Data listing:
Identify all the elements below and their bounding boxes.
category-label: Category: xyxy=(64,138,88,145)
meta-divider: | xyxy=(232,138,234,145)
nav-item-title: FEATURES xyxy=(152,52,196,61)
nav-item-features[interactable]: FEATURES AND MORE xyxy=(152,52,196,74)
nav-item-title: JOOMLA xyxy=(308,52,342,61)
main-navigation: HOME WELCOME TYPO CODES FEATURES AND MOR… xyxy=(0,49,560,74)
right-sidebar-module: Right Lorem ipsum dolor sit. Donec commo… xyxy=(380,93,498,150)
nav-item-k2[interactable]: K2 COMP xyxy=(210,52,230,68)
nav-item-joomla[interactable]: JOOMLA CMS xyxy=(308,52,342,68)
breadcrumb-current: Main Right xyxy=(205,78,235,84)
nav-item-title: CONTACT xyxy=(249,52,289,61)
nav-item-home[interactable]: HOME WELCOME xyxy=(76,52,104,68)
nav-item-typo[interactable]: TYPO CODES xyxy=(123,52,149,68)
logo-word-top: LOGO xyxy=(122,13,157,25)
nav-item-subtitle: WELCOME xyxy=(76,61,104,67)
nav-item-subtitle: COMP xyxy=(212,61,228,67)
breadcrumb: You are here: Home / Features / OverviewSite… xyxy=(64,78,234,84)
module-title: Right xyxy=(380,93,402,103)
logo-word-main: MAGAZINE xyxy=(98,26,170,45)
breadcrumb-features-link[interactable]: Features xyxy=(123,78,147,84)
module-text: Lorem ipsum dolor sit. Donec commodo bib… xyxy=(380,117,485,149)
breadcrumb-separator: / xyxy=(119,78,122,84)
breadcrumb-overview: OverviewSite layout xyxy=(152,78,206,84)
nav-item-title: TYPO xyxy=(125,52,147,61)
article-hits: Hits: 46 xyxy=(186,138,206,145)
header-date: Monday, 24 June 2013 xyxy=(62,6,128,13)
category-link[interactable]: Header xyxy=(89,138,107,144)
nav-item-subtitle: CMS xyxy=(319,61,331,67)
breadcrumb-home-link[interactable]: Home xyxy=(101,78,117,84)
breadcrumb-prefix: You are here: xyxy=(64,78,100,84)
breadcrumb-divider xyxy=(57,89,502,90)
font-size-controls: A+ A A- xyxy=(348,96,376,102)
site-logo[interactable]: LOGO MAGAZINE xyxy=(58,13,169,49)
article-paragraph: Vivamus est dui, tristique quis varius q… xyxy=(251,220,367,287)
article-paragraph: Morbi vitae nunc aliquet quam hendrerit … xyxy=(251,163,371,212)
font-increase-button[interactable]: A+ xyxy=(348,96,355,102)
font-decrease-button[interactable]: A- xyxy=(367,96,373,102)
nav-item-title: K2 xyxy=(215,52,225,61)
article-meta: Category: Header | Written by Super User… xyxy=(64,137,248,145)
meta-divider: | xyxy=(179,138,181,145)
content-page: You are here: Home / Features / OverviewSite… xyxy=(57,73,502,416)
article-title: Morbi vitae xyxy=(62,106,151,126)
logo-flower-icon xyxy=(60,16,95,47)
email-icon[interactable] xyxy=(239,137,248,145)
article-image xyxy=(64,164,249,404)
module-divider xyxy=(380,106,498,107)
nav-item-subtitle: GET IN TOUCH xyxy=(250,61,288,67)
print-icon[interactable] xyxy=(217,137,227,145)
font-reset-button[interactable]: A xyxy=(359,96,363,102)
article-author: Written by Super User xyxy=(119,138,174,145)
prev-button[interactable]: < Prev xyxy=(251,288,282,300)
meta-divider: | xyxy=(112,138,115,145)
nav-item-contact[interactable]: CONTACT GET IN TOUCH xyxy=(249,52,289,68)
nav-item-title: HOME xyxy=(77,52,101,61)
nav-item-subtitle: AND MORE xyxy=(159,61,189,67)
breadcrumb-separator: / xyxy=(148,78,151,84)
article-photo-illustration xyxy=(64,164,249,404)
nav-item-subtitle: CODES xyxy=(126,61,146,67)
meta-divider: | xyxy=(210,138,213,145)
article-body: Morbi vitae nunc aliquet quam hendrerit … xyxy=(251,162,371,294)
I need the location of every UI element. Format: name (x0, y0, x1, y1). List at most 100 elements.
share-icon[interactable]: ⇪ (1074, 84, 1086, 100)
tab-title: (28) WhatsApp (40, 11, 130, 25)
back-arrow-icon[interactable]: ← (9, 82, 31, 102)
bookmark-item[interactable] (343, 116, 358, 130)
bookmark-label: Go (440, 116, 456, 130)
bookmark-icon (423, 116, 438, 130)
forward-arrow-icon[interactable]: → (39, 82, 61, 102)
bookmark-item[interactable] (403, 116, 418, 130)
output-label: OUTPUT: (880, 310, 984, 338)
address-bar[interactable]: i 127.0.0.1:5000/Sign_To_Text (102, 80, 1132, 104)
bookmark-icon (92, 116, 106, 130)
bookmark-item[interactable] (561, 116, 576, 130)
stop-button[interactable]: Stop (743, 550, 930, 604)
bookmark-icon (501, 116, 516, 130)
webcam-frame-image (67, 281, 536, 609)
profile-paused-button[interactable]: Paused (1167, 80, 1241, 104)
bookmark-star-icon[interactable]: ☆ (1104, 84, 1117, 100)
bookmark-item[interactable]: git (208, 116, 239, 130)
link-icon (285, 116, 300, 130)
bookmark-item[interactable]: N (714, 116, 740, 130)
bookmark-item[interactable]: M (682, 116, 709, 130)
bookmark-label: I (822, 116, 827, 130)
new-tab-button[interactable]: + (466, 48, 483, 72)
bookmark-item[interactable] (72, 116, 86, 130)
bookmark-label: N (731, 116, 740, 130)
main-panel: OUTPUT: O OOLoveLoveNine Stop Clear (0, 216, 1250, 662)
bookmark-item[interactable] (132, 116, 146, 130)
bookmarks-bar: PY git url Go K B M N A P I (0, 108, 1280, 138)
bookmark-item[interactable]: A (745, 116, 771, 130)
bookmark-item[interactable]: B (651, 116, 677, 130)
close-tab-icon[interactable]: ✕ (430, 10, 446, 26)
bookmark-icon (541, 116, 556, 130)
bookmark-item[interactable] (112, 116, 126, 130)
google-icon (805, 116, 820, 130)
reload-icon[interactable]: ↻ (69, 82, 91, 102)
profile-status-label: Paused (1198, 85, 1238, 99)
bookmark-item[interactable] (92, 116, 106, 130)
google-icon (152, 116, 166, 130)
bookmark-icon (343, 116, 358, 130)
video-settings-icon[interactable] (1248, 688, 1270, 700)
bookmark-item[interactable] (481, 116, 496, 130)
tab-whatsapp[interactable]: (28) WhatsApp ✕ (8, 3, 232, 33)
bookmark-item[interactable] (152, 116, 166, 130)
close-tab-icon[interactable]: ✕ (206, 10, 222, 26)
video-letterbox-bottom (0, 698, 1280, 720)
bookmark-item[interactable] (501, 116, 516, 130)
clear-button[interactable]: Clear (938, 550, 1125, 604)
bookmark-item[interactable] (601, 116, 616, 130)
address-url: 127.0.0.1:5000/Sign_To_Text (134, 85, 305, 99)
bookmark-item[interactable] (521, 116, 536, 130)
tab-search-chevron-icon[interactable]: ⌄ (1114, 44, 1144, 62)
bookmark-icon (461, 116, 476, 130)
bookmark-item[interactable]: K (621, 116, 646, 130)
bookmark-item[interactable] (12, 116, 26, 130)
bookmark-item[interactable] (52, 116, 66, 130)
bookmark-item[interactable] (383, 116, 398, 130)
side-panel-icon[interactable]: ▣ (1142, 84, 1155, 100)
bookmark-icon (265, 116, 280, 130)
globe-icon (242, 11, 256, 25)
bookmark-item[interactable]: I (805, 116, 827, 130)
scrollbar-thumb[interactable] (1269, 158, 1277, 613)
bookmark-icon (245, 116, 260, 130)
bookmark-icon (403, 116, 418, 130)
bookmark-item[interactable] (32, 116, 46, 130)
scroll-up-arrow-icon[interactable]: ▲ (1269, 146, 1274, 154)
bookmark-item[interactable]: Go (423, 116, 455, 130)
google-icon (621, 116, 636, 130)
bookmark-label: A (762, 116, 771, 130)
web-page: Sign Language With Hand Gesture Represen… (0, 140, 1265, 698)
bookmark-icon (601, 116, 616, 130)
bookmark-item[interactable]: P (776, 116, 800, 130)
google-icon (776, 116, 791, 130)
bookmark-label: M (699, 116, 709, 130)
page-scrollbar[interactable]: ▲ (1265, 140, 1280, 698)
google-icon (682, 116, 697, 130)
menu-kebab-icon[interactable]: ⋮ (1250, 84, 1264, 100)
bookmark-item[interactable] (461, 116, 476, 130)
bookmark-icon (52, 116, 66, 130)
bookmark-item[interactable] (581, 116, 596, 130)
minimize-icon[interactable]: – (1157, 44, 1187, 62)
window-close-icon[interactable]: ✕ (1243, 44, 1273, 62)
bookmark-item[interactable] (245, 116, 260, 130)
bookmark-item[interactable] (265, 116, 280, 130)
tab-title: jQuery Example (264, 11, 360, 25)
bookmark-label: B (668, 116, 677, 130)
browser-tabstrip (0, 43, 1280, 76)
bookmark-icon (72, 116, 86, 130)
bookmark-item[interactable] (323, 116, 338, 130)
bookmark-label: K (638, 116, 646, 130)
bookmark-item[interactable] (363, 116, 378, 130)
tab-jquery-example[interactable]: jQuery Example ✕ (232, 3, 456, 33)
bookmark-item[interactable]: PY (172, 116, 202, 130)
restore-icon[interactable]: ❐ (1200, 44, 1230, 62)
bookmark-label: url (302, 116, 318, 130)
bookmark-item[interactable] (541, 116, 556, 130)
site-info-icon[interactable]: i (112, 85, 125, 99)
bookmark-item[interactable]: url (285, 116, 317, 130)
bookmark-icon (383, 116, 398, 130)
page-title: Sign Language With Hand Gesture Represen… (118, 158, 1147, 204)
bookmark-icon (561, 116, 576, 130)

What you need to do:
Reproduce everything from the start of the material down to the line containing "logo-word-main: MAGAZINE xyxy=(98,26,170,45)", inclusive, exactly as it appears.

Answer to the problem:
Identify all the elements below and their bounding boxes.
category-label: Category: xyxy=(64,138,88,145)
meta-divider: | xyxy=(232,138,234,145)
nav-item-title: FEATURES xyxy=(152,52,196,61)
nav-item-features[interactable]: FEATURES AND MORE xyxy=(152,52,196,74)
nav-item-title: JOOMLA xyxy=(308,52,342,61)
main-navigation: HOME WELCOME TYPO CODES FEATURES AND MOR… xyxy=(0,49,560,74)
right-sidebar-module: Right Lorem ipsum dolor sit. Donec commo… xyxy=(380,93,498,150)
nav-item-k2[interactable]: K2 COMP xyxy=(210,52,230,68)
nav-item-joomla[interactable]: JOOMLA CMS xyxy=(308,52,342,68)
breadcrumb-current: Main Right xyxy=(205,78,235,84)
nav-item-title: CONTACT xyxy=(249,52,289,61)
nav-item-home[interactable]: HOME WELCOME xyxy=(76,52,104,68)
nav-item-typo[interactable]: TYPO CODES xyxy=(123,52,149,68)
logo-word-top: LOGO xyxy=(122,13,157,25)
nav-item-subtitle: WELCOME xyxy=(76,61,104,67)
nav-item-subtitle: COMP xyxy=(212,61,228,67)
breadcrumb: You are here: Home / Features / OverviewSite… xyxy=(64,78,234,84)
module-title: Right xyxy=(380,93,402,103)
logo-word-main: MAGAZINE xyxy=(98,26,170,45)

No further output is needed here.